── INPUT ROWS

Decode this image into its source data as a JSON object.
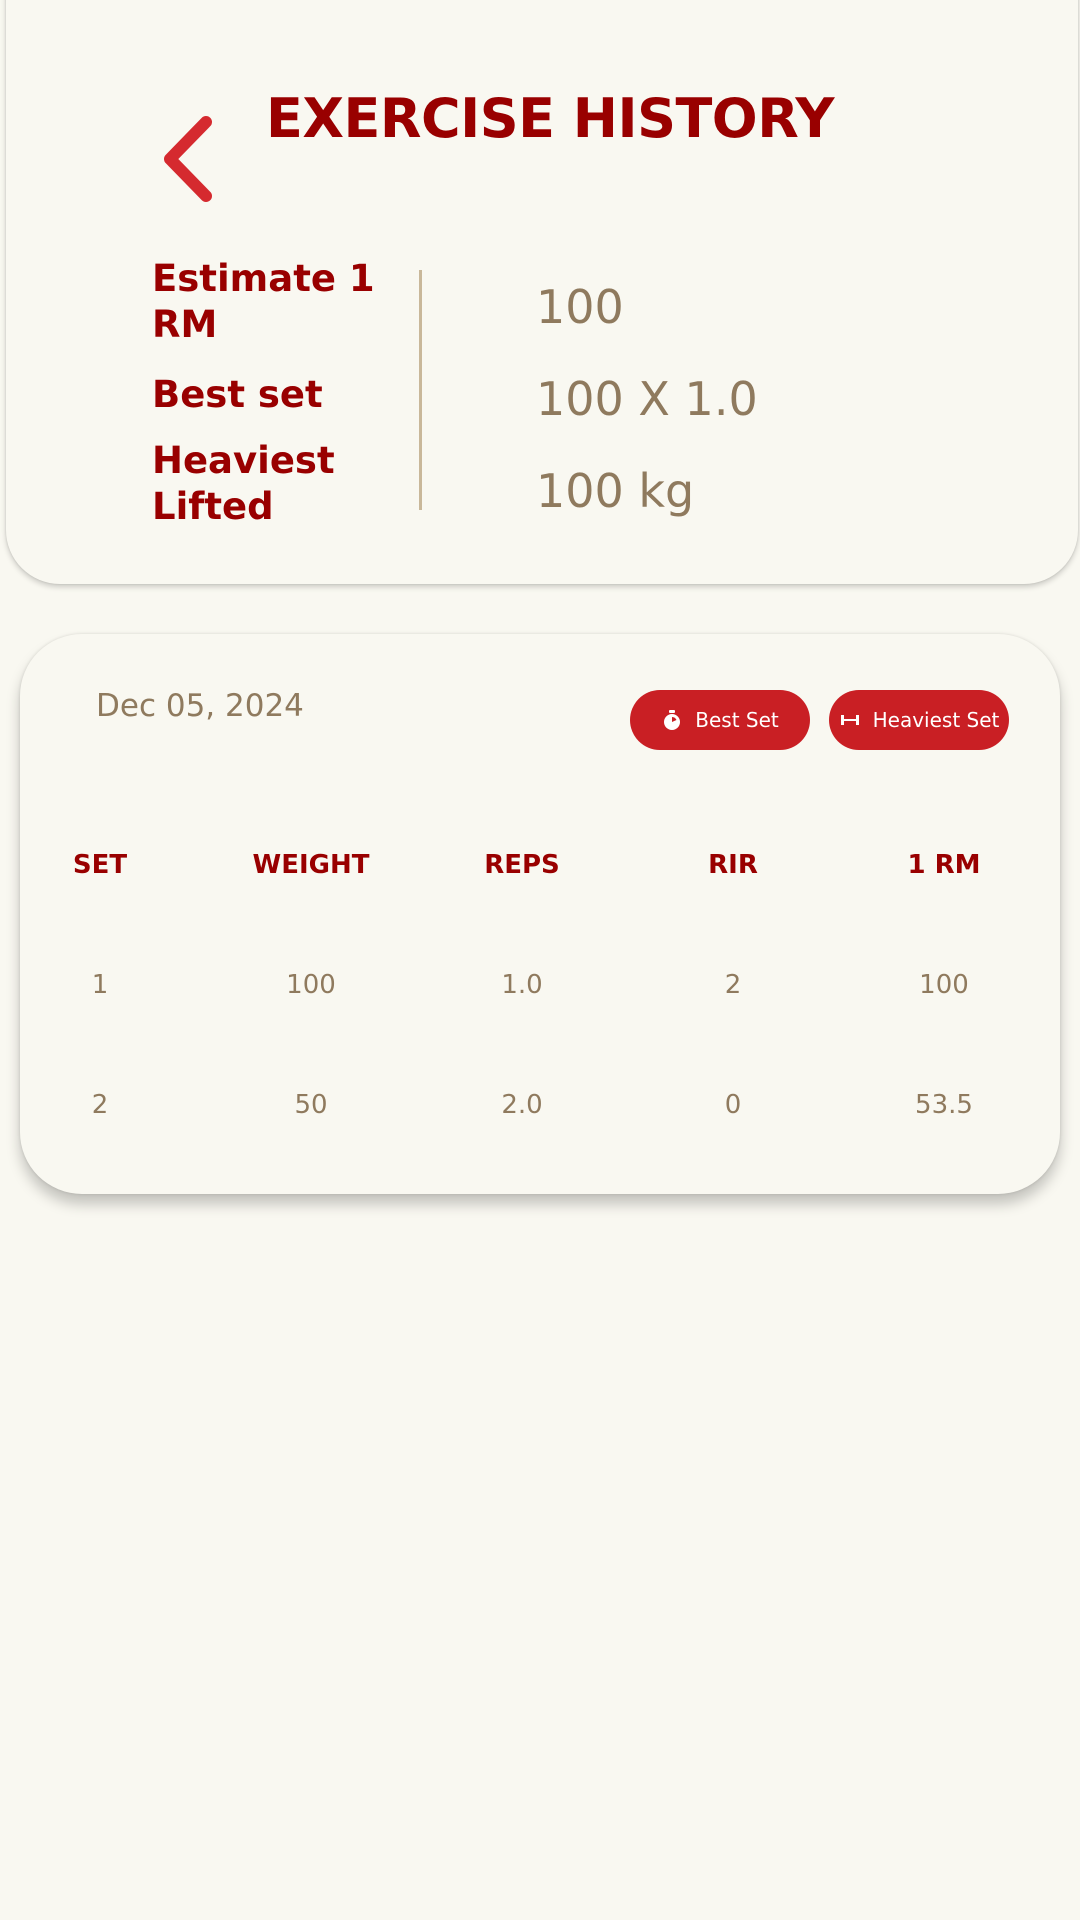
{
  "header": {
    "title": "EXERCISE HISTORY",
    "back_icon": "chevron-left-icon"
  },
  "stats": [
    {
      "label": "Estimate 1 RM",
      "value": "100"
    },
    {
      "label": "Best set",
      "value": "100 X 1.0"
    },
    {
      "label": "Heaviest Lifted",
      "value": "100 kg"
    }
  ],
  "session": {
    "date": "Dec 05, 2024",
    "best_set_label": "Best Set",
    "best_set_icon": "stopwatch-icon",
    "heaviest_set_label": "Heaviest Set",
    "heaviest_set_icon": "dumbbell-icon",
    "columns": [
      "SET",
      "WEIGHT",
      "REPS",
      "RIR",
      "1 RM"
    ],
    "rows": [
      [
        "1",
        "100",
        "1.0",
        "2",
        "100"
      ],
      [
        "2",
        "50",
        "2.0",
        "0",
        "53.5"
      ]
    ]
  },
  "colors": {
    "background": "#f9f8f1",
    "title": "#990000",
    "value": "#8f7a5e",
    "accent": "#c91f24"
  }
}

────

YOUR GOAL. In your copy, leave out the pictures and reproduce the material above exactly.

PROBLEM SOLUTION.
Decode this image into its source data as a JSON object.
{
  "header": {
    "title": "EXERCISE HISTORY",
    "back_icon": "chevron-left-icon"
  },
  "stats": [
    {
      "label": "Estimate 1 RM",
      "value": "100"
    },
    {
      "label": "Best set",
      "value": "100 X 1.0"
    },
    {
      "label": "Heaviest Lifted",
      "value": "100 kg"
    }
  ],
  "session": {
    "date": "Dec 05, 2024",
    "best_set_label": "Best Set",
    "best_set_icon": "stopwatch-icon",
    "heaviest_set_label": "Heaviest Set",
    "heaviest_set_icon": "dumbbell-icon",
    "columns": [
      "SET",
      "WEIGHT",
      "REPS",
      "RIR",
      "1 RM"
    ],
    "rows": [
      [
        "1",
        "100",
        "1.0",
        "2",
        "100"
      ],
      [
        "2",
        "50",
        "2.0",
        "0",
        "53.5"
      ]
    ]
  },
  "colors": {
    "background": "#f9f8f1",
    "title": "#990000",
    "value": "#8f7a5e",
    "accent": "#c91f24"
  }
}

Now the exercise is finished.